[Figure dataset records]

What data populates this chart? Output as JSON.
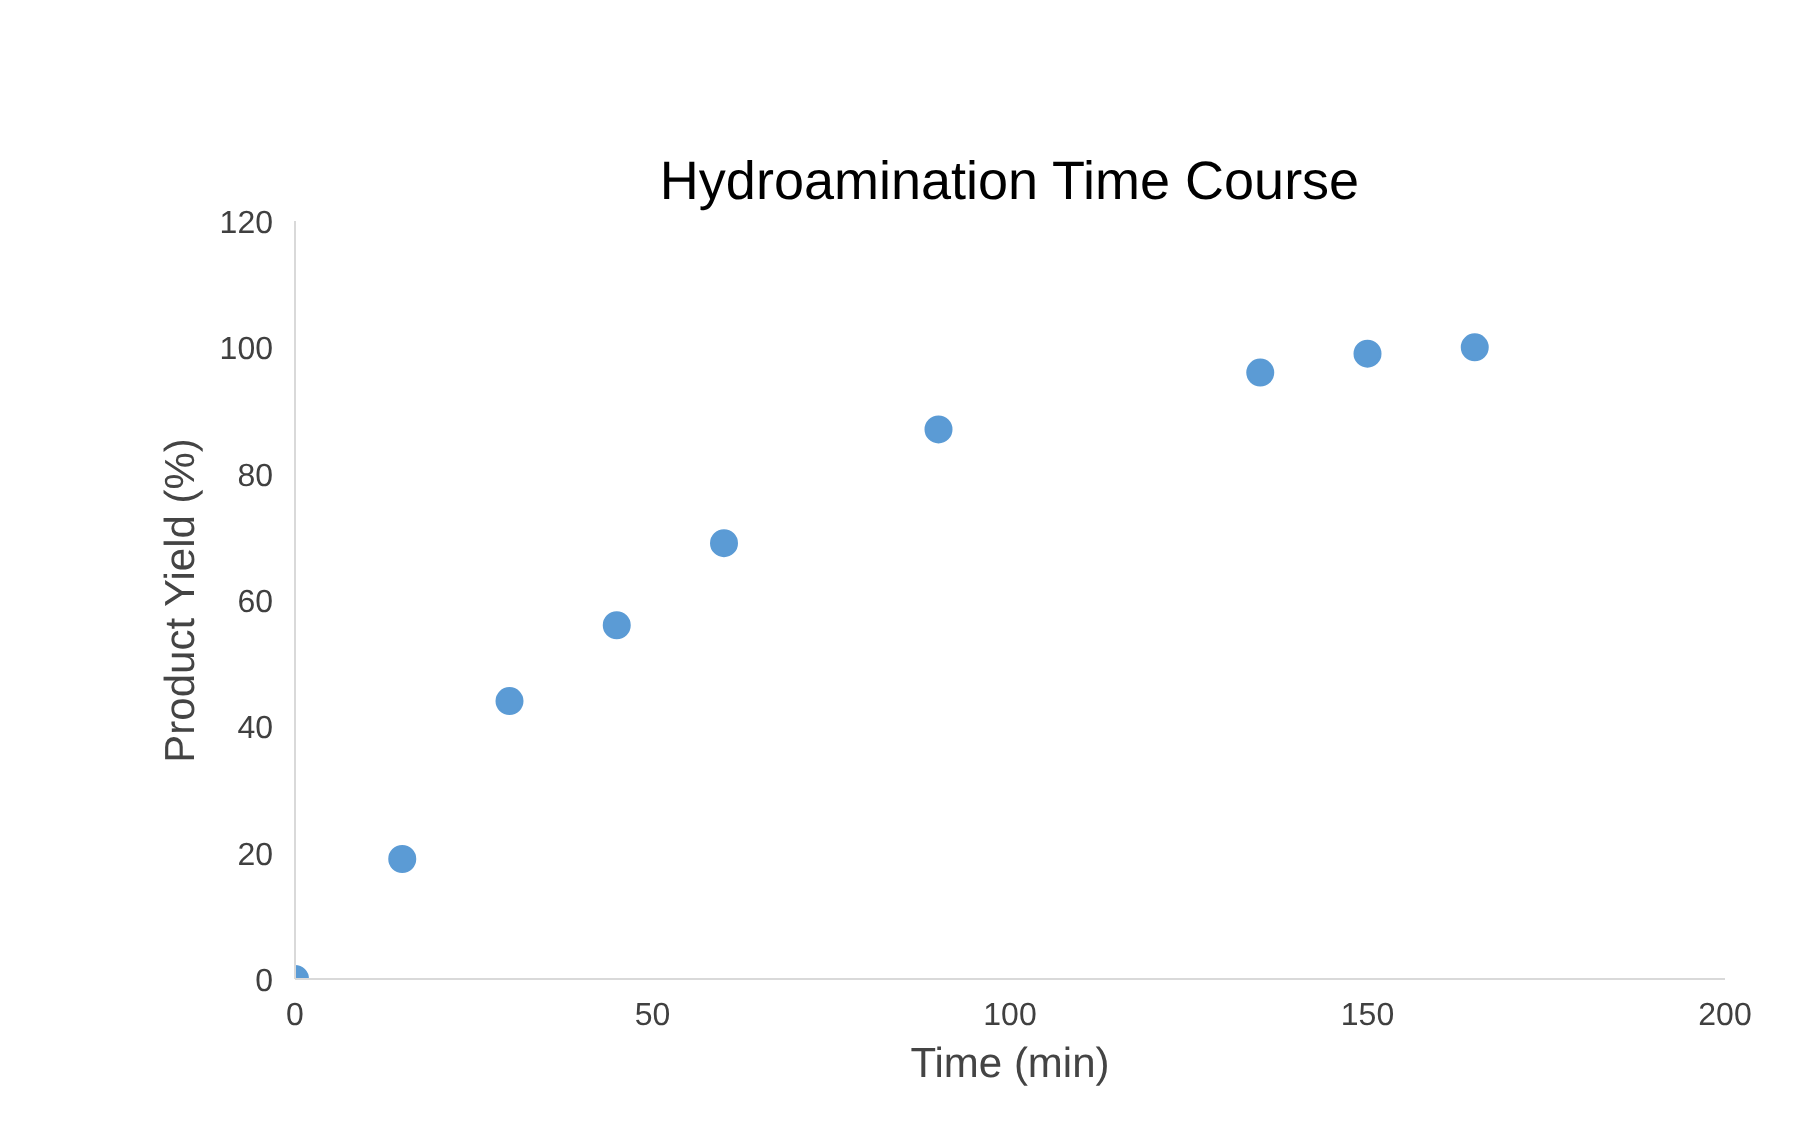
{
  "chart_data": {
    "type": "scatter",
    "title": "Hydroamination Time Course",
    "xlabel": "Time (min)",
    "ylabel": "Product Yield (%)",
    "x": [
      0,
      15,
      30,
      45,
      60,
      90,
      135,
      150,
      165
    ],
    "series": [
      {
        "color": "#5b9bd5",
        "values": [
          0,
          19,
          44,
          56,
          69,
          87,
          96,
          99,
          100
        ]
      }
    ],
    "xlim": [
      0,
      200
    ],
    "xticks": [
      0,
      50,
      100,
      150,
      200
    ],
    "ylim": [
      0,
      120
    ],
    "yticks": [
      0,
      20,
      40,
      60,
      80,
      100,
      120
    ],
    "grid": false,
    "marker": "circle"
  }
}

• Aim of the task: Gather every line from the listing above in which the word "Time" appears.

• Reply:
    "title": "Hydroamination Time Course",
    "xlabel": "Time (min)",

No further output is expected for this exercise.